[Stored items]
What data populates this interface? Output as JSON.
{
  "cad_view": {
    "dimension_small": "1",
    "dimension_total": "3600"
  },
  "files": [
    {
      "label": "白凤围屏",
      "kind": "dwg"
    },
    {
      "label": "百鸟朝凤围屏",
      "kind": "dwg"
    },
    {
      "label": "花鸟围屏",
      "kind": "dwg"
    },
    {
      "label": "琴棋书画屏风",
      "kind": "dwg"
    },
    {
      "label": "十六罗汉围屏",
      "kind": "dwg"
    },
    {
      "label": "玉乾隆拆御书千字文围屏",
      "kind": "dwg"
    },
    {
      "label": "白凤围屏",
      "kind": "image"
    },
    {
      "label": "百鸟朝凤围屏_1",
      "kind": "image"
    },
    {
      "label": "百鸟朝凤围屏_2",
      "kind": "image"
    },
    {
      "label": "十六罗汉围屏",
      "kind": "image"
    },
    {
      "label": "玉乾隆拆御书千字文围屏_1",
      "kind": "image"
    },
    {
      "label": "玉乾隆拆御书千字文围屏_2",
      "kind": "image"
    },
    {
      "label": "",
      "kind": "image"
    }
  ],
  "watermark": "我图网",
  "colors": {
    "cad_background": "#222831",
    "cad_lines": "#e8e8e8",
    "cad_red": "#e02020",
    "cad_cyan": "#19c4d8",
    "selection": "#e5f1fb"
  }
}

[SET PROBLEM] From the records above, extract every line exactly as it stands.

[ANSWER TO THE PROBLEM]
What data populates this interface? Output as JSON.
{
  "cad_view": {
    "dimension_small": "1",
    "dimension_total": "3600"
  },
  "files": [
    {
      "label": "白凤围屏",
      "kind": "dwg"
    },
    {
      "label": "百鸟朝凤围屏",
      "kind": "dwg"
    },
    {
      "label": "花鸟围屏",
      "kind": "dwg"
    },
    {
      "label": "琴棋书画屏风",
      "kind": "dwg"
    },
    {
      "label": "十六罗汉围屏",
      "kind": "dwg"
    },
    {
      "label": "玉乾隆拆御书千字文围屏",
      "kind": "dwg"
    },
    {
      "label": "白凤围屏",
      "kind": "image"
    },
    {
      "label": "百鸟朝凤围屏_1",
      "kind": "image"
    },
    {
      "label": "百鸟朝凤围屏_2",
      "kind": "image"
    },
    {
      "label": "十六罗汉围屏",
      "kind": "image"
    },
    {
      "label": "玉乾隆拆御书千字文围屏_1",
      "kind": "image"
    },
    {
      "label": "玉乾隆拆御书千字文围屏_2",
      "kind": "image"
    },
    {
      "label": "",
      "kind": "image"
    }
  ],
  "watermark": "我图网",
  "colors": {
    "cad_background": "#222831",
    "cad_lines": "#e8e8e8",
    "cad_red": "#e02020",
    "cad_cyan": "#19c4d8",
    "selection": "#e5f1fb"
  }
}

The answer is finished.